What is required: The records below should be written out again, exactly.
__________________________________________________
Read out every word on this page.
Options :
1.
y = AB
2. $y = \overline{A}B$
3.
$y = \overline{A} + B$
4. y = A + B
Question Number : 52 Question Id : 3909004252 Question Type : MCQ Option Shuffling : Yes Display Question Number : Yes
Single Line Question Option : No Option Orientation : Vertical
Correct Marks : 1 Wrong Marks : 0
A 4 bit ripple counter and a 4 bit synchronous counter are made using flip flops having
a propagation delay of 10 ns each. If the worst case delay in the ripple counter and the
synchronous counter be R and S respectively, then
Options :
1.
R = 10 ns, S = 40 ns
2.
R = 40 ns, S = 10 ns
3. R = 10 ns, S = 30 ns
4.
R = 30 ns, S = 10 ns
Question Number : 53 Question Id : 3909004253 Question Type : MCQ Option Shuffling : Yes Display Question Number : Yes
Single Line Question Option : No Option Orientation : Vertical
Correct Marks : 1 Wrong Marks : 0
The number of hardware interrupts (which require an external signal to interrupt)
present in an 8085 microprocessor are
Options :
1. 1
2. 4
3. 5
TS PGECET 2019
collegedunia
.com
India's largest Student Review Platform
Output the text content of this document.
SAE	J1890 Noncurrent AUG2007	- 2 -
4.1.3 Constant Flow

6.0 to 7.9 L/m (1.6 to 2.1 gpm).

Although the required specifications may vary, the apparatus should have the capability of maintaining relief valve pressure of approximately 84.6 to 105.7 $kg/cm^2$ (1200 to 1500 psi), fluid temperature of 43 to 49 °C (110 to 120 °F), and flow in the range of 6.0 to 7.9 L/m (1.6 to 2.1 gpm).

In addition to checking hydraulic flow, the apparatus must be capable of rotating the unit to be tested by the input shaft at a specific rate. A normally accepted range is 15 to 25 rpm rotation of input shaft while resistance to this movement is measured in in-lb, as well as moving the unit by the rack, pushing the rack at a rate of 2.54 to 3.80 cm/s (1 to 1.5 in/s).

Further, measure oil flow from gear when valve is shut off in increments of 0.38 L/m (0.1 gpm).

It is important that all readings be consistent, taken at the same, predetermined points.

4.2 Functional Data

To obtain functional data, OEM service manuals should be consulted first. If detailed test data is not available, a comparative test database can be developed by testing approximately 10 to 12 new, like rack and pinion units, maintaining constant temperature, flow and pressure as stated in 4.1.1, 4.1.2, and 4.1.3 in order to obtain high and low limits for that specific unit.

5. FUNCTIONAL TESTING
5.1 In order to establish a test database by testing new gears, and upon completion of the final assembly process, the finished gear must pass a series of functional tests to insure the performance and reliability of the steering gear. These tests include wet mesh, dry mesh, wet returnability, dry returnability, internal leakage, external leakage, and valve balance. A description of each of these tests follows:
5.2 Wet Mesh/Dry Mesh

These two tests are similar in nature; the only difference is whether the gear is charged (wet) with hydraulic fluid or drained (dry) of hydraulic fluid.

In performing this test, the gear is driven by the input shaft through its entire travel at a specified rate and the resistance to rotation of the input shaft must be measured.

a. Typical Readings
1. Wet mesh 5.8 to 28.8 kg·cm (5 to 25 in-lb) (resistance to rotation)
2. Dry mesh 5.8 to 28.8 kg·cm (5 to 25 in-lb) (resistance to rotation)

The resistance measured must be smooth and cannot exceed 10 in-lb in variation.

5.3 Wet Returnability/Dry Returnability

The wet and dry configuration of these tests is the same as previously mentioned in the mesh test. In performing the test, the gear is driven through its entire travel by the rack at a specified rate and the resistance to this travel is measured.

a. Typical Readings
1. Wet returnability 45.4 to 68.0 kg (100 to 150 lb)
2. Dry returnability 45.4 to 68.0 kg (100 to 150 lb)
__________________________________________________
Reply:
Read out every word on this page.
Options :
1.
y = AB
2. $y = \overline{A}B$
3.
$y = \overline{A} + B$
4. y = A + B
Question Number : 52 Question Id : 3909004252 Question Type : MCQ Option Shuffling : Yes Display Question Number : Yes
Single Line Question Option : No Option Orientation : Vertical
Correct Marks : 1 Wrong Marks : 0
A 4 bit ripple counter and a 4 bit synchronous counter are made using flip flops having
a propagation delay of 10 ns each. If the worst case delay in the ripple counter and the
synchronous counter be R and S respectively, then
Options :
1.
R = 10 ns, S = 40 ns
2.
R = 40 ns, S = 10 ns
3. R = 10 ns, S = 30 ns
4.
R = 30 ns, S = 10 ns
Question Number : 53 Question Id : 3909004253 Question Type : MCQ Option Shuffling : Yes Display Question Number : Yes
Single Line Question Option : No Option Orientation : Vertical
Correct Marks : 1 Wrong Marks : 0
The number of hardware interrupts (which require an external signal to interrupt)
present in an 8085 microprocessor are
Options :
1. 1
2. 4
3. 5
TS PGECET 2019
collegedunia
.com
India's largest Student Review Platform
Output the text content of this document.
SAE	J1890 Noncurrent AUG2007	- 2 -
4.1.3 Constant Flow

6.0 to 7.9 L/m (1.6 to 2.1 gpm).

Although the required specifications may vary, the apparatus should have the capability of maintaining relief valve pressure of approximately 84.6 to 105.7 $kg/cm^2$ (1200 to 1500 psi), fluid temperature of 43 to 49 °C (110 to 120 °F), and flow in the range of 6.0 to 7.9 L/m (1.6 to 2.1 gpm).

In addition to checking hydraulic flow, the apparatus must be capable of rotating the unit to be tested by the input shaft at a specific rate. A normally accepted range is 15 to 25 rpm rotation of input shaft while resistance to this movement is measured in in-lb, as well as moving the unit by the rack, pushing the rack at a rate of 2.54 to 3.80 cm/s (1 to 1.5 in/s).

Further, measure oil flow from gear when valve is shut off in increments of 0.38 L/m (0.1 gpm).

It is important that all readings be consistent, taken at the same, predetermined points.

4.2 Functional Data

To obtain functional data, OEM service manuals should be consulted first. If detailed test data is not available, a comparative test database can be developed by testing approximately 10 to 12 new, like rack and pinion units, maintaining constant temperature, flow and pressure as stated in 4.1.1, 4.1.2, and 4.1.3 in order to obtain high and low limits for that specific unit.

5. FUNCTIONAL TESTING
5.1 In order to establish a test database by testing new gears, and upon completion of the final assembly process, the finished gear must pass a series of functional tests to insure the performance and reliability of the steering gear. These tests include wet mesh, dry mesh, wet returnability, dry returnability, internal leakage, external leakage, and valve balance. A description of each of these tests follows:
5.2 Wet Mesh/Dry Mesh

These two tests are similar in nature; the only difference is whether the gear is charged (wet) with hydraulic fluid or drained (dry) of hydraulic fluid.

In performing this test, the gear is driven by the input shaft through its entire travel at a specified rate and the resistance to rotation of the input shaft must be measured.

a. Typical Readings
1. Wet mesh 5.8 to 28.8 kg·cm (5 to 25 in-lb) (resistance to rotation)
2. Dry mesh 5.8 to 28.8 kg·cm (5 to 25 in-lb) (resistance to rotation)

The resistance measured must be smooth and cannot exceed 10 in-lb in variation.

5.3 Wet Returnability/Dry Returnability

The wet and dry configuration of these tests is the same as previously mentioned in the mesh test. In performing the test, the gear is driven through its entire travel by the rack at a specified rate and the resistance to this travel is measured.

a. Typical Readings
1. Wet returnability 45.4 to 68.0 kg (100 to 150 lb)
2. Dry returnability 45.4 to 68.0 kg (100 to 150 lb)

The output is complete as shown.